■ **OBJECTIVE**
Repeat the entries below exactly as they appear, with no pictures.
===============
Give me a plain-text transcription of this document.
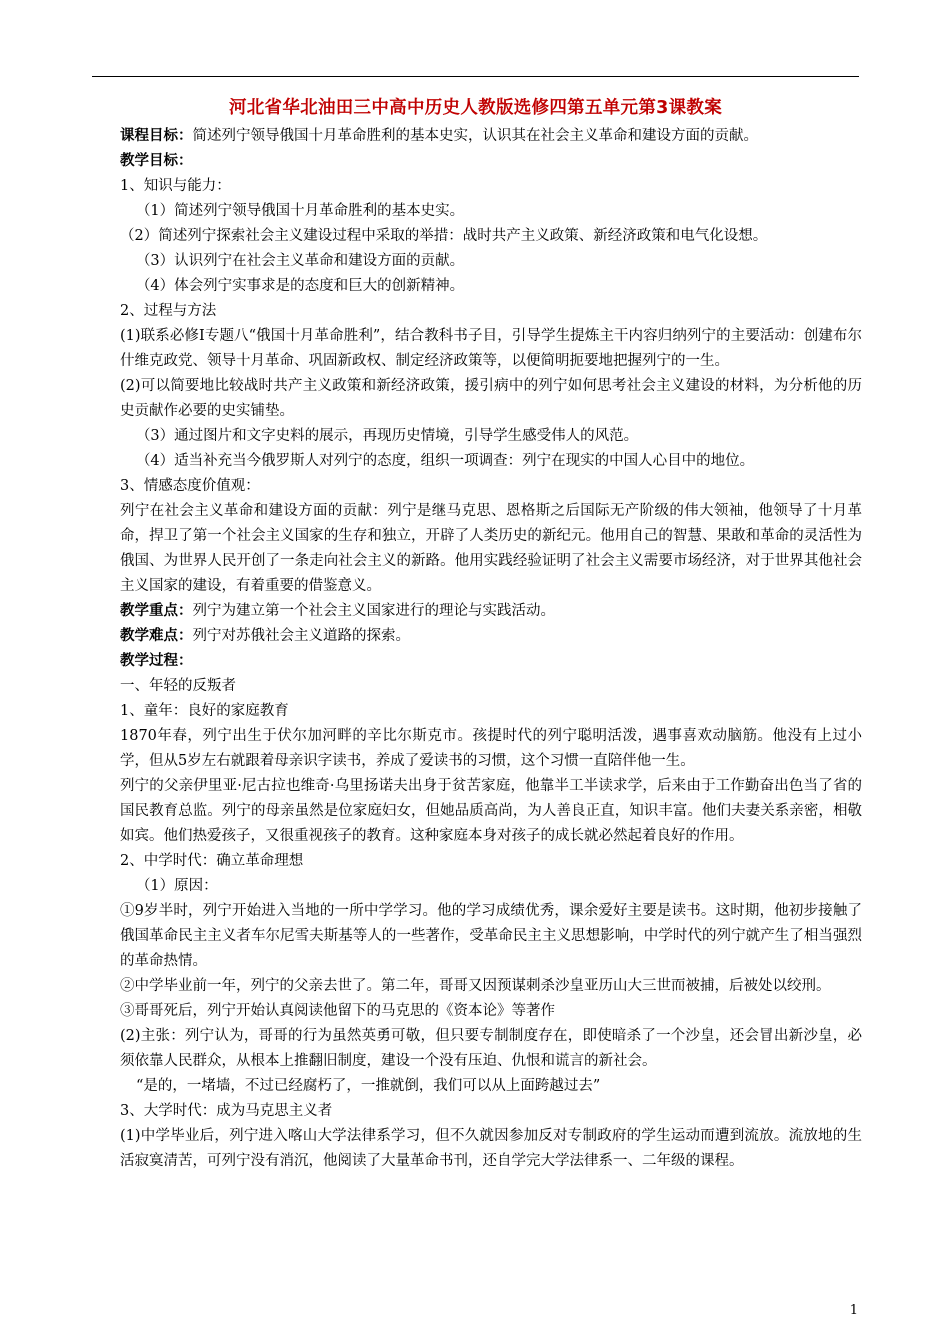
河北省华北油田三中高中历史人教版选修四第五单元第3课教案

课程目标：简述列宁领导俄国十月革命胜利的基本史实，认识其在社会主义革命和建设方面的贡献。

教学目标：

1、知识与能力：

（1）简述列宁领导俄国十月革命胜利的基本史实。

（2）简述列宁探索社会主义建设过程中采取的举措：战时共产主义政策、新经济政策和电气化设想。

（3）认识列宁在社会主义革命和建设方面的贡献。

（4）体会列宁实事求是的态度和巨大的创新精神。

2、过程与方法

(1)联系必修Ⅰ专题八“俄国十月革命胜利”，结合教科书子目，引导学生提炼主干内容归纳列宁的主要活动：创建布尔什维克政党、领导十月革命、巩固新政权、制定经济政策等，以便简明扼要地把握列宁的一生。

(2)可以简要地比较战时共产主义政策和新经济政策，援引病中的列宁如何思考社会主义建设的材料，为分析他的历史贡献作必要的史实铺垫。

（3）通过图片和文字史料的展示，再现历史情境，引导学生感受伟人的风范。

（4）适当补充当今俄罗斯人对列宁的态度，组织一项调查：列宁在现实的中国人心目中的地位。

3、情感态度价值观：

列宁在社会主义革命和建设方面的贡献：列宁是继马克思、恩格斯之后国际无产阶级的伟大领袖，他领导了十月革命，捍卫了第一个社会主义国家的生存和独立，开辟了人类历史的新纪元。他用自己的智慧、果敢和革命的灵活性为俄国、为世界人民开创了一条走向社会主义的新路。他用实践经验证明了社会主义需要市场经济，对于世界其他社会主义国家的建设，有着重要的借鉴意义。

教学重点：列宁为建立第一个社会主义国家进行的理论与实践活动。

教学难点：列宁对苏俄社会主义道路的探索。

教学过程：

一、年轻的反叛者

1、童年：良好的家庭教育

1870年春，列宁出生于伏尔加河畔的辛比尔斯克市。孩提时代的列宁聪明活泼，遇事喜欢动脑筋。他没有上过小学，但从5岁左右就跟着母亲识字读书，养成了爱读书的习惯，这个习惯一直陪伴他一生。

列宁的父亲伊里亚·尼古拉也维奇·乌里扬诺夫出身于贫苦家庭，他靠半工半读求学，后来由于工作勤奋出色当了省的国民教育总监。列宁的母亲虽然是位家庭妇女，但她品质高尚，为人善良正直，知识丰富。他们夫妻关系亲密，相敬如宾。他们热爱孩子，又很重视孩子的教育。这种家庭本身对孩子的成长就必然起着良好的作用。

2、中学时代：确立革命理想

（1）原因：

①9岁半时，列宁开始进入当地的一所中学学习。他的学习成绩优秀，课余爱好主要是读书。这时期，他初步接触了俄国革命民主主义者车尔尼雪夫斯基等人的一些著作，受革命民主主义思想影响，中学时代的列宁就产生了相当强烈的革命热情。

②中学毕业前一年，列宁的父亲去世了。第二年，哥哥又因预谋刺杀沙皇亚历山大三世而被捕，后被处以绞刑。

③哥哥死后，列宁开始认真阅读他留下的马克思的《资本论》等著作

(2)主张：列宁认为，哥哥的行为虽然英勇可敬，但只要专制制度存在，即使暗杀了一个沙皇，还会冒出新沙皇，必须依靠人民群众，从根本上推翻旧制度，建设一个没有压迫、仇恨和谎言的新社会。

“是的，一堵墙，不过已经腐朽了，一推就倒，我们可以从上面跨越过去”

3、大学时代：成为马克思主义者

(1)中学毕业后，列宁进入喀山大学法律系学习，但不久就因参加反对专制政府的学生运动而遭到流放。流放地的生活寂寞清苦，可列宁没有消沉，他阅读了大量革命书刊，还自学完大学法律系一、二年级的课程。

1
===============
■ **ANSWER TO THE PROBLEM**
Give me a plain-text transcription of this document.
河北省华北油田三中高中历史人教版选修四第五单元第3课教案

课程目标：简述列宁领导俄国十月革命胜利的基本史实，认识其在社会主义革命和建设方面的贡献。

教学目标：

1、知识与能力：

（1）简述列宁领导俄国十月革命胜利的基本史实。

（2）简述列宁探索社会主义建设过程中采取的举措：战时共产主义政策、新经济政策和电气化设想。

（3）认识列宁在社会主义革命和建设方面的贡献。

（4）体会列宁实事求是的态度和巨大的创新精神。

2、过程与方法

(1)联系必修Ⅰ专题八“俄国十月革命胜利”，结合教科书子目，引导学生提炼主干内容归纳列宁的主要活动：创建布尔什维克政党、领导十月革命、巩固新政权、制定经济政策等，以便简明扼要地把握列宁的一生。

(2)可以简要地比较战时共产主义政策和新经济政策，援引病中的列宁如何思考社会主义建设的材料，为分析他的历史贡献作必要的史实铺垫。

（3）通过图片和文字史料的展示，再现历史情境，引导学生感受伟人的风范。

（4）适当补充当今俄罗斯人对列宁的态度，组织一项调查：列宁在现实的中国人心目中的地位。

3、情感态度价值观：

列宁在社会主义革命和建设方面的贡献：列宁是继马克思、恩格斯之后国际无产阶级的伟大领袖，他领导了十月革命，捍卫了第一个社会主义国家的生存和独立，开辟了人类历史的新纪元。他用自己的智慧、果敢和革命的灵活性为俄国、为世界人民开创了一条走向社会主义的新路。他用实践经验证明了社会主义需要市场经济，对于世界其他社会主义国家的建设，有着重要的借鉴意义。

教学重点：列宁为建立第一个社会主义国家进行的理论与实践活动。

教学难点：列宁对苏俄社会主义道路的探索。

教学过程：

一、年轻的反叛者

1、童年：良好的家庭教育

1870年春，列宁出生于伏尔加河畔的辛比尔斯克市。孩提时代的列宁聪明活泼，遇事喜欢动脑筋。他没有上过小学，但从5岁左右就跟着母亲识字读书，养成了爱读书的习惯，这个习惯一直陪伴他一生。

列宁的父亲伊里亚·尼古拉也维奇·乌里扬诺夫出身于贫苦家庭，他靠半工半读求学，后来由于工作勤奋出色当了省的国民教育总监。列宁的母亲虽然是位家庭妇女，但她品质高尚，为人善良正直，知识丰富。他们夫妻关系亲密，相敬如宾。他们热爱孩子，又很重视孩子的教育。这种家庭本身对孩子的成长就必然起着良好的作用。

2、中学时代：确立革命理想

（1）原因：

①9岁半时，列宁开始进入当地的一所中学学习。他的学习成绩优秀，课余爱好主要是读书。这时期，他初步接触了俄国革命民主主义者车尔尼雪夫斯基等人的一些著作，受革命民主主义思想影响，中学时代的列宁就产生了相当强烈的革命热情。

②中学毕业前一年，列宁的父亲去世了。第二年，哥哥又因预谋刺杀沙皇亚历山大三世而被捕，后被处以绞刑。

③哥哥死后，列宁开始认真阅读他留下的马克思的《资本论》等著作

(2)主张：列宁认为，哥哥的行为虽然英勇可敬，但只要专制制度存在，即使暗杀了一个沙皇，还会冒出新沙皇，必须依靠人民群众，从根本上推翻旧制度，建设一个没有压迫、仇恨和谎言的新社会。

“是的，一堵墙，不过已经腐朽了，一推就倒，我们可以从上面跨越过去”

3、大学时代：成为马克思主义者

(1)中学毕业后，列宁进入喀山大学法律系学习，但不久就因参加反对专制政府的学生运动而遭到流放。流放地的生活寂寞清苦，可列宁没有消沉，他阅读了大量革命书刊，还自学完大学法律系一、二年级的课程。

1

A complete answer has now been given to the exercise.